What you are asked to do
Your task is to repeat the lines below exactly, excluding any pictures they contain.

Dataset rows
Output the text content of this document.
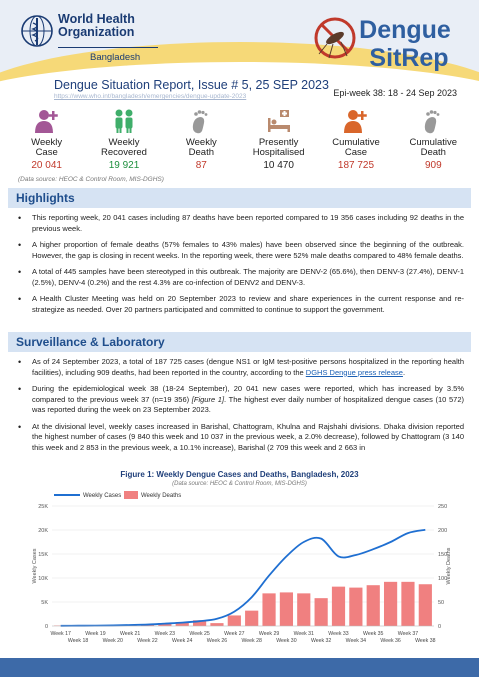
World Health
Organization
Bangladesh
Dengue
SitRep
Dengue Situation Report, Issue # 5, 25 SEP 2023
https://www.who.int/bangladesh/emergencies/dengue-update-2023	Epi-week 38: 18 - 24 Sep 2023
Weekly
Case
20 041
Weekly
Recovered
19 921
Weekly
Death
87
Presently
Hospitalised
10 470
Cumulative
Case
187 725
Cumulative
Death
909
(Data source: HEOC & Control Room, MIS-DGHS)
Highlights
• This reporting week, 20 041 cases including 87 deaths have been reported compared to 19 356 cases including 92 deaths in the previous week.
• A higher proportion of female deaths (57% females to 43% males) have been observed since the beginning of the outbreak. However, the gap is closing in recent weeks. In the reporting week, there were 52% male deaths compared to 48% female deaths.
• A total of 445 samples have been stereotyped in this outbreak. The majority are DENV-2 (65.6%), then DENV-3 (27.4%), DENV-1 (2.5%), DENV-4 (0.2%) and the rest 4.3% are co-infection of DENV2 and DENV-3.
• A Health Cluster Meeting was held on 20 September 2023 to review and share experiences in the current response and re-strategize as needed. Over 20 partners participated and committed to continue to support the government.
Surveillance & Laboratory
• As of 24 September 2023, a total of 187 725 cases (dengue NS1 or IgM test-positive persons hospitalized in the reporting health facilities), including 909 deaths, had been reported in the country, according to the DGHS Dengue press release.
• During the epidemiological week 38 (18-24 September), 20 041 new cases were reported, which has increased by 3.5% compared to the previous week 37 (n=19 356) [Figure 1]. The highest ever daily number of hospitalized dengue cases (10 572) was reported during the week on 23 September 2023.
• At the divisional level, weekly cases increased in Barishal, Chattogram, Khulna and Rajshahi divisions. Dhaka division reported the highest number of cases (9 840 this week and 10 037 in the previous week, a 2.0% decrease), followed by Chattogram (3 140 this week and 2 853 in the previous week, a 10.1% increase), Barishal (2 709 this week and 2 663 in
Figure 1: Weekly Dengue Cases and Deaths, Bangladesh, 2023
(Data source: HEOC & Control Room, MIS-DGHS)
0
5K
10K
15K
20K
25K
0
50
100
150
200
250
Weekly Cases	Weekly Deaths
Week 17
Week 18
Week 19
Week 20
Week 21
Week 22
Week 23
Week 24
Week 25
Week 26
Week 27
Week 28
Week 29
Week 30
Week 31
Week 32
Week 33
Week 34
Week 35
Week 36
Week 37
Week 38
Weekly Cases	Weekly Deaths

Output below
Output the text content of this document.
World Health
Organization
Bangladesh
Dengue
SitRep
Dengue Situation Report, Issue # 5, 25 SEP 2023
https://www.who.int/bangladesh/emergencies/dengue-update-2023	Epi-week 38: 18 - 24 Sep 2023
Weekly
Case
20 041
Weekly
Recovered
19 921
Weekly
Death
87
Presently
Hospitalised
10 470
Cumulative
Case
187 725
Cumulative
Death
909
(Data source: HEOC & Control Room, MIS-DGHS)
Highlights
• This reporting week, 20 041 cases including 87 deaths have been reported compared to 19 356 cases including 92 deaths in the previous week.
• A higher proportion of female deaths (57% females to 43% males) have been observed since the beginning of the outbreak. However, the gap is closing in recent weeks. In the reporting week, there were 52% male deaths compared to 48% female deaths.
• A total of 445 samples have been stereotyped in this outbreak. The majority are DENV-2 (65.6%), then DENV-3 (27.4%), DENV-1 (2.5%), DENV-4 (0.2%) and the rest 4.3% are co-infection of DENV2 and DENV-3.
• A Health Cluster Meeting was held on 20 September 2023 to review and share experiences in the current response and re-strategize as needed. Over 20 partners participated and committed to continue to support the government.
Surveillance & Laboratory
• As of 24 September 2023, a total of 187 725 cases (dengue NS1 or IgM test-positive persons hospitalized in the reporting health facilities), including 909 deaths, had been reported in the country, according to the DGHS Dengue press release.
• During the epidemiological week 38 (18-24 September), 20 041 new cases were reported, which has increased by 3.5% compared to the previous week 37 (n=19 356) [Figure 1]. The highest ever daily number of hospitalized dengue cases (10 572) was reported during the week on 23 September 2023.
• At the divisional level, weekly cases increased in Barishal, Chattogram, Khulna and Rajshahi divisions. Dhaka division reported the highest number of cases (9 840 this week and 10 037 in the previous week, a 2.0% decrease), followed by Chattogram (3 140 this week and 2 853 in the previous week, a 10.1% increase), Barishal (2 709 this week and 2 663 in
Figure 1: Weekly Dengue Cases and Deaths, Bangladesh, 2023
(Data source: HEOC & Control Room, MIS-DGHS)
0
5K
10K
15K
20K
25K
0
50
100
150
200
250
Weekly Cases	Weekly Deaths
Week 17
Week 18
Week 19
Week 20
Week 21
Week 22
Week 23
Week 24
Week 25
Week 26
Week 27
Week 28
Week 29
Week 30
Week 31
Week 32
Week 33
Week 34
Week 35
Week 36
Week 37
Week 38
Weekly Cases	Weekly Deaths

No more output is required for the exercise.